Figure dataset records:

* Begin *

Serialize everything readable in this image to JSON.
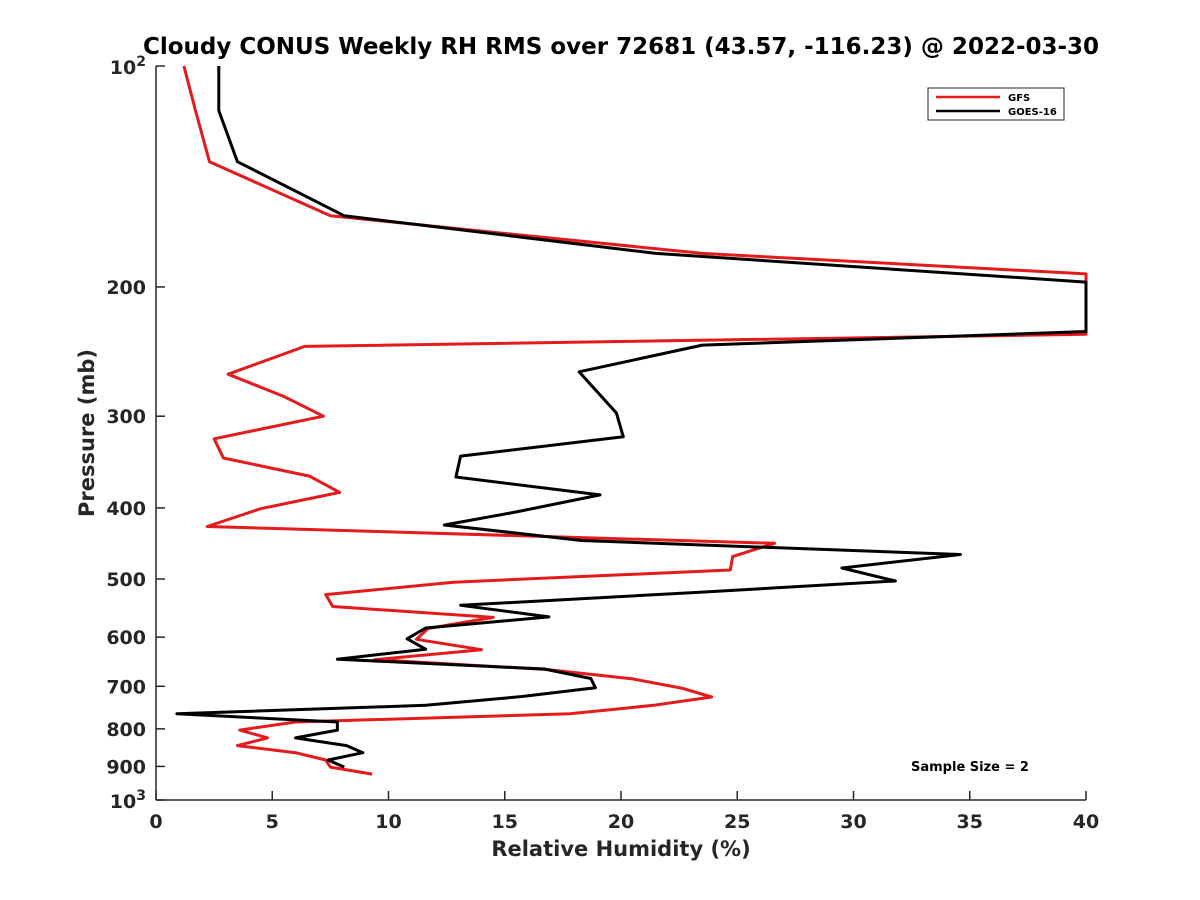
{
  "chart_data": {
    "type": "line",
    "title": "Cloudy CONUS Weekly RH RMS over 72681 (43.57, -116.23) @ 2022-03-30",
    "xlabel": "Relative Humidity (%)",
    "ylabel": "Pressure (mb)",
    "xlim": [
      0,
      40
    ],
    "ylim": [
      100,
      1000
    ],
    "y_scale": "log",
    "y_reversed": true,
    "grid": false,
    "legend_position": "top-right",
    "x_ticks": [
      "0",
      "5",
      "10",
      "15",
      "20",
      "25",
      "30",
      "35",
      "40"
    ],
    "y_ticks": [
      {
        "value": 100,
        "base": "10",
        "exp": "2"
      },
      {
        "value": 200,
        "label": "200"
      },
      {
        "value": 300,
        "label": "300"
      },
      {
        "value": 400,
        "label": "400"
      },
      {
        "value": 500,
        "label": "500"
      },
      {
        "value": 600,
        "label": "600"
      },
      {
        "value": 700,
        "label": "700"
      },
      {
        "value": 800,
        "label": "800"
      },
      {
        "value": 900,
        "label": "900"
      },
      {
        "value": 1000,
        "base": "10",
        "exp": "3"
      }
    ],
    "annotation": "Sample Size = 2",
    "series": [
      {
        "name": "GFS",
        "color": "#e41a1c",
        "points": [
          {
            "x": 1.2,
            "p": 100
          },
          {
            "x": 1.7,
            "p": 115
          },
          {
            "x": 2.3,
            "p": 135
          },
          {
            "x": 7.5,
            "p": 160
          },
          {
            "x": 23.5,
            "p": 180
          },
          {
            "x": 40.0,
            "p": 192
          },
          {
            "x": 40.0,
            "p": 232
          },
          {
            "x": 6.4,
            "p": 241
          },
          {
            "x": 3.1,
            "p": 263
          },
          {
            "x": 5.5,
            "p": 282
          },
          {
            "x": 7.2,
            "p": 300
          },
          {
            "x": 2.5,
            "p": 322
          },
          {
            "x": 2.9,
            "p": 342
          },
          {
            "x": 6.6,
            "p": 362
          },
          {
            "x": 7.9,
            "p": 381
          },
          {
            "x": 4.5,
            "p": 401
          },
          {
            "x": 2.2,
            "p": 424
          },
          {
            "x": 26.6,
            "p": 447
          },
          {
            "x": 24.8,
            "p": 466
          },
          {
            "x": 24.7,
            "p": 486
          },
          {
            "x": 12.8,
            "p": 505
          },
          {
            "x": 7.3,
            "p": 525
          },
          {
            "x": 7.6,
            "p": 545
          },
          {
            "x": 14.5,
            "p": 564
          },
          {
            "x": 11.7,
            "p": 584
          },
          {
            "x": 11.2,
            "p": 604
          },
          {
            "x": 14.0,
            "p": 624
          },
          {
            "x": 9.4,
            "p": 644
          },
          {
            "x": 16.8,
            "p": 664
          },
          {
            "x": 20.5,
            "p": 684
          },
          {
            "x": 22.6,
            "p": 704
          },
          {
            "x": 23.9,
            "p": 724
          },
          {
            "x": 21.4,
            "p": 743
          },
          {
            "x": 17.8,
            "p": 763
          },
          {
            "x": 6.0,
            "p": 783
          },
          {
            "x": 3.6,
            "p": 803
          },
          {
            "x": 4.8,
            "p": 823
          },
          {
            "x": 3.5,
            "p": 843
          },
          {
            "x": 6.0,
            "p": 862
          },
          {
            "x": 7.3,
            "p": 882
          },
          {
            "x": 7.5,
            "p": 902
          },
          {
            "x": 9.3,
            "p": 922
          }
        ]
      },
      {
        "name": "GOES-16",
        "color": "#000000",
        "points": [
          {
            "x": 2.7,
            "p": 100
          },
          {
            "x": 2.7,
            "p": 115
          },
          {
            "x": 3.5,
            "p": 135
          },
          {
            "x": 8.1,
            "p": 160
          },
          {
            "x": 21.5,
            "p": 180
          },
          {
            "x": 40.0,
            "p": 197
          },
          {
            "x": 40.0,
            "p": 230
          },
          {
            "x": 23.5,
            "p": 240
          },
          {
            "x": 18.2,
            "p": 261
          },
          {
            "x": 19.8,
            "p": 297
          },
          {
            "x": 20.1,
            "p": 320
          },
          {
            "x": 13.1,
            "p": 340
          },
          {
            "x": 12.9,
            "p": 363
          },
          {
            "x": 19.1,
            "p": 384
          },
          {
            "x": 15.5,
            "p": 405
          },
          {
            "x": 12.4,
            "p": 422
          },
          {
            "x": 18.3,
            "p": 443
          },
          {
            "x": 34.6,
            "p": 463
          },
          {
            "x": 29.5,
            "p": 483
          },
          {
            "x": 31.8,
            "p": 503
          },
          {
            "x": 23.4,
            "p": 521
          },
          {
            "x": 13.1,
            "p": 543
          },
          {
            "x": 16.9,
            "p": 563
          },
          {
            "x": 11.6,
            "p": 583
          },
          {
            "x": 10.8,
            "p": 603
          },
          {
            "x": 11.6,
            "p": 623
          },
          {
            "x": 7.8,
            "p": 643
          },
          {
            "x": 16.7,
            "p": 663
          },
          {
            "x": 18.7,
            "p": 683
          },
          {
            "x": 18.9,
            "p": 703
          },
          {
            "x": 15.7,
            "p": 723
          },
          {
            "x": 11.6,
            "p": 743
          },
          {
            "x": 0.9,
            "p": 763
          },
          {
            "x": 7.8,
            "p": 783
          },
          {
            "x": 7.8,
            "p": 803
          },
          {
            "x": 6.0,
            "p": 823
          },
          {
            "x": 8.2,
            "p": 843
          },
          {
            "x": 8.9,
            "p": 862
          },
          {
            "x": 7.4,
            "p": 882
          },
          {
            "x": 8.1,
            "p": 902
          }
        ]
      }
    ]
  }
}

* End *

PROMPT: Quote the records in full and exactly; skip any image.

COMPLETE ANSWER:
Serialize everything readable in this image to JSON.
{
  "chart_data": {
    "type": "line",
    "title": "Cloudy CONUS Weekly RH RMS over 72681 (43.57, -116.23) @ 2022-03-30",
    "xlabel": "Relative Humidity (%)",
    "ylabel": "Pressure (mb)",
    "xlim": [
      0,
      40
    ],
    "ylim": [
      100,
      1000
    ],
    "y_scale": "log",
    "y_reversed": true,
    "grid": false,
    "legend_position": "top-right",
    "x_ticks": [
      "0",
      "5",
      "10",
      "15",
      "20",
      "25",
      "30",
      "35",
      "40"
    ],
    "y_ticks": [
      {
        "value": 100,
        "base": "10",
        "exp": "2"
      },
      {
        "value": 200,
        "label": "200"
      },
      {
        "value": 300,
        "label": "300"
      },
      {
        "value": 400,
        "label": "400"
      },
      {
        "value": 500,
        "label": "500"
      },
      {
        "value": 600,
        "label": "600"
      },
      {
        "value": 700,
        "label": "700"
      },
      {
        "value": 800,
        "label": "800"
      },
      {
        "value": 900,
        "label": "900"
      },
      {
        "value": 1000,
        "base": "10",
        "exp": "3"
      }
    ],
    "annotation": "Sample Size = 2",
    "series": [
      {
        "name": "GFS",
        "color": "#e41a1c",
        "points": [
          {
            "x": 1.2,
            "p": 100
          },
          {
            "x": 1.7,
            "p": 115
          },
          {
            "x": 2.3,
            "p": 135
          },
          {
            "x": 7.5,
            "p": 160
          },
          {
            "x": 23.5,
            "p": 180
          },
          {
            "x": 40.0,
            "p": 192
          },
          {
            "x": 40.0,
            "p": 232
          },
          {
            "x": 6.4,
            "p": 241
          },
          {
            "x": 3.1,
            "p": 263
          },
          {
            "x": 5.5,
            "p": 282
          },
          {
            "x": 7.2,
            "p": 300
          },
          {
            "x": 2.5,
            "p": 322
          },
          {
            "x": 2.9,
            "p": 342
          },
          {
            "x": 6.6,
            "p": 362
          },
          {
            "x": 7.9,
            "p": 381
          },
          {
            "x": 4.5,
            "p": 401
          },
          {
            "x": 2.2,
            "p": 424
          },
          {
            "x": 26.6,
            "p": 447
          },
          {
            "x": 24.8,
            "p": 466
          },
          {
            "x": 24.7,
            "p": 486
          },
          {
            "x": 12.8,
            "p": 505
          },
          {
            "x": 7.3,
            "p": 525
          },
          {
            "x": 7.6,
            "p": 545
          },
          {
            "x": 14.5,
            "p": 564
          },
          {
            "x": 11.7,
            "p": 584
          },
          {
            "x": 11.2,
            "p": 604
          },
          {
            "x": 14.0,
            "p": 624
          },
          {
            "x": 9.4,
            "p": 644
          },
          {
            "x": 16.8,
            "p": 664
          },
          {
            "x": 20.5,
            "p": 684
          },
          {
            "x": 22.6,
            "p": 704
          },
          {
            "x": 23.9,
            "p": 724
          },
          {
            "x": 21.4,
            "p": 743
          },
          {
            "x": 17.8,
            "p": 763
          },
          {
            "x": 6.0,
            "p": 783
          },
          {
            "x": 3.6,
            "p": 803
          },
          {
            "x": 4.8,
            "p": 823
          },
          {
            "x": 3.5,
            "p": 843
          },
          {
            "x": 6.0,
            "p": 862
          },
          {
            "x": 7.3,
            "p": 882
          },
          {
            "x": 7.5,
            "p": 902
          },
          {
            "x": 9.3,
            "p": 922
          }
        ]
      },
      {
        "name": "GOES-16",
        "color": "#000000",
        "points": [
          {
            "x": 2.7,
            "p": 100
          },
          {
            "x": 2.7,
            "p": 115
          },
          {
            "x": 3.5,
            "p": 135
          },
          {
            "x": 8.1,
            "p": 160
          },
          {
            "x": 21.5,
            "p": 180
          },
          {
            "x": 40.0,
            "p": 197
          },
          {
            "x": 40.0,
            "p": 230
          },
          {
            "x": 23.5,
            "p": 240
          },
          {
            "x": 18.2,
            "p": 261
          },
          {
            "x": 19.8,
            "p": 297
          },
          {
            "x": 20.1,
            "p": 320
          },
          {
            "x": 13.1,
            "p": 340
          },
          {
            "x": 12.9,
            "p": 363
          },
          {
            "x": 19.1,
            "p": 384
          },
          {
            "x": 15.5,
            "p": 405
          },
          {
            "x": 12.4,
            "p": 422
          },
          {
            "x": 18.3,
            "p": 443
          },
          {
            "x": 34.6,
            "p": 463
          },
          {
            "x": 29.5,
            "p": 483
          },
          {
            "x": 31.8,
            "p": 503
          },
          {
            "x": 23.4,
            "p": 521
          },
          {
            "x": 13.1,
            "p": 543
          },
          {
            "x": 16.9,
            "p": 563
          },
          {
            "x": 11.6,
            "p": 583
          },
          {
            "x": 10.8,
            "p": 603
          },
          {
            "x": 11.6,
            "p": 623
          },
          {
            "x": 7.8,
            "p": 643
          },
          {
            "x": 16.7,
            "p": 663
          },
          {
            "x": 18.7,
            "p": 683
          },
          {
            "x": 18.9,
            "p": 703
          },
          {
            "x": 15.7,
            "p": 723
          },
          {
            "x": 11.6,
            "p": 743
          },
          {
            "x": 0.9,
            "p": 763
          },
          {
            "x": 7.8,
            "p": 783
          },
          {
            "x": 7.8,
            "p": 803
          },
          {
            "x": 6.0,
            "p": 823
          },
          {
            "x": 8.2,
            "p": 843
          },
          {
            "x": 8.9,
            "p": 862
          },
          {
            "x": 7.4,
            "p": 882
          },
          {
            "x": 8.1,
            "p": 902
          }
        ]
      }
    ]
  }
}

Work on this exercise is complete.